Records from a data collection:
□ □ □
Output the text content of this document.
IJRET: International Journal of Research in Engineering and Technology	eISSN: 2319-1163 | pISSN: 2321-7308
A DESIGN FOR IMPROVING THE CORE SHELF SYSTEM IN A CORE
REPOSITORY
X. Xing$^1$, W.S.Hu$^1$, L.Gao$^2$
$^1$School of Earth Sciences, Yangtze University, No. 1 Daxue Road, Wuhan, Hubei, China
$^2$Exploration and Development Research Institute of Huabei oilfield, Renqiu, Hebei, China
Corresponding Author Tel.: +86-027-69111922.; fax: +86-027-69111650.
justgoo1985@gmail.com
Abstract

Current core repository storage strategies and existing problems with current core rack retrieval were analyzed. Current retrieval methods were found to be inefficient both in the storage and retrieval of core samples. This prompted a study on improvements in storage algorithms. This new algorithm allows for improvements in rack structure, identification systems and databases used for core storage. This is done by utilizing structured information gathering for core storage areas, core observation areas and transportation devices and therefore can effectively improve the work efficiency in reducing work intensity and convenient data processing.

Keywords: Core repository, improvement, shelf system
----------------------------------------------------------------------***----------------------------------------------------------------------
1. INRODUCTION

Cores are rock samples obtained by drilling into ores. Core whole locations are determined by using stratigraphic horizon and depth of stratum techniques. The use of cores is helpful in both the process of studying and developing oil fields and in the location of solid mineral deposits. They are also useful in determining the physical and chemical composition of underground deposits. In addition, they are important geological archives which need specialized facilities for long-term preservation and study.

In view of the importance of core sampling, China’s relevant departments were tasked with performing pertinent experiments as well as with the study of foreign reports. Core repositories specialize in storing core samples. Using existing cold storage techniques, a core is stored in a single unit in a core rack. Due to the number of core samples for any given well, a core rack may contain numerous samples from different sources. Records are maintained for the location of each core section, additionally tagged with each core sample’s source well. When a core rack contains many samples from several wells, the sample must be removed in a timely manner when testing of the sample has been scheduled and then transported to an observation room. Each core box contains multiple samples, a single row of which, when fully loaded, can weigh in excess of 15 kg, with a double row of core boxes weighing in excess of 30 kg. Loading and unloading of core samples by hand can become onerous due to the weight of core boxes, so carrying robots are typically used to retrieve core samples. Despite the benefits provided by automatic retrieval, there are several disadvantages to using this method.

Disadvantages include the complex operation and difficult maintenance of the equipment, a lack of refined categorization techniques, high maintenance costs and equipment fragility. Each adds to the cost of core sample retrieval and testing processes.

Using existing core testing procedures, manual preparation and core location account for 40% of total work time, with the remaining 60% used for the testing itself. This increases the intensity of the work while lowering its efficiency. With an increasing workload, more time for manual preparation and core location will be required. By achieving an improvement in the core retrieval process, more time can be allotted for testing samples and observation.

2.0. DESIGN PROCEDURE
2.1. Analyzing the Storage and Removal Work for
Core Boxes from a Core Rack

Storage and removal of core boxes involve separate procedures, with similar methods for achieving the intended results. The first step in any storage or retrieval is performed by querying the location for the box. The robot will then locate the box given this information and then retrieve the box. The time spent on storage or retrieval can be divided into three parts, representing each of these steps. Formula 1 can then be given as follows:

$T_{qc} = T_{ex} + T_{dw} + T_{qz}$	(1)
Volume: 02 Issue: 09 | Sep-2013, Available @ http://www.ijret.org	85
□ □ □
> **GIVEN INSTRUCTION**
Transcribe all lines as written.

> **SOLUTION TO THIS EXERCISE**
Output the text content of this document.
IJRET: International Journal of Research in Engineering and Technology	eISSN: 2319-1163 | pISSN: 2321-7308
A DESIGN FOR IMPROVING THE CORE SHELF SYSTEM IN A CORE
REPOSITORY
X. Xing$^1$, W.S.Hu$^1$, L.Gao$^2$
$^1$School of Earth Sciences, Yangtze University, No. 1 Daxue Road, Wuhan, Hubei, China
$^2$Exploration and Development Research Institute of Huabei oilfield, Renqiu, Hebei, China
Corresponding Author Tel.: +86-027-69111922.; fax: +86-027-69111650.
justgoo1985@gmail.com
Abstract

Current core repository storage strategies and existing problems with current core rack retrieval were analyzed. Current retrieval methods were found to be inefficient both in the storage and retrieval of core samples. This prompted a study on improvements in storage algorithms. This new algorithm allows for improvements in rack structure, identification systems and databases used for core storage. This is done by utilizing structured information gathering for core storage areas, core observation areas and transportation devices and therefore can effectively improve the work efficiency in reducing work intensity and convenient data processing.

Keywords: Core repository, improvement, shelf system
----------------------------------------------------------------------***----------------------------------------------------------------------
1. INRODUCTION

Cores are rock samples obtained by drilling into ores. Core whole locations are determined by using stratigraphic horizon and depth of stratum techniques. The use of cores is helpful in both the process of studying and developing oil fields and in the location of solid mineral deposits. They are also useful in determining the physical and chemical composition of underground deposits. In addition, they are important geological archives which need specialized facilities for long-term preservation and study.

In view of the importance of core sampling, China’s relevant departments were tasked with performing pertinent experiments as well as with the study of foreign reports. Core repositories specialize in storing core samples. Using existing cold storage techniques, a core is stored in a single unit in a core rack. Due to the number of core samples for any given well, a core rack may contain numerous samples from different sources. Records are maintained for the location of each core section, additionally tagged with each core sample’s source well. When a core rack contains many samples from several wells, the sample must be removed in a timely manner when testing of the sample has been scheduled and then transported to an observation room. Each core box contains multiple samples, a single row of which, when fully loaded, can weigh in excess of 15 kg, with a double row of core boxes weighing in excess of 30 kg. Loading and unloading of core samples by hand can become onerous due to the weight of core boxes, so carrying robots are typically used to retrieve core samples. Despite the benefits provided by automatic retrieval, there are several disadvantages to using this method.

Disadvantages include the complex operation and difficult maintenance of the equipment, a lack of refined categorization techniques, high maintenance costs and equipment fragility. Each adds to the cost of core sample retrieval and testing processes.

Using existing core testing procedures, manual preparation and core location account for 40% of total work time, with the remaining 60% used for the testing itself. This increases the intensity of the work while lowering its efficiency. With an increasing workload, more time for manual preparation and core location will be required. By achieving an improvement in the core retrieval process, more time can be allotted for testing samples and observation.

2.0. DESIGN PROCEDURE
2.1. Analyzing the Storage and Removal Work for
Core Boxes from a Core Rack

Storage and removal of core boxes involve separate procedures, with similar methods for achieving the intended results. The first step in any storage or retrieval is performed by querying the location for the box. The robot will then locate the box given this information and then retrieve the box. The time spent on storage or retrieval can be divided into three parts, representing each of these steps. Formula 1 can then be given as follows:

$T_{qc} = T_{ex} + T_{dw} + T_{qz}$	(1)
Volume: 02 Issue: 09 | Sep-2013, Available @ http://www.ijret.org	85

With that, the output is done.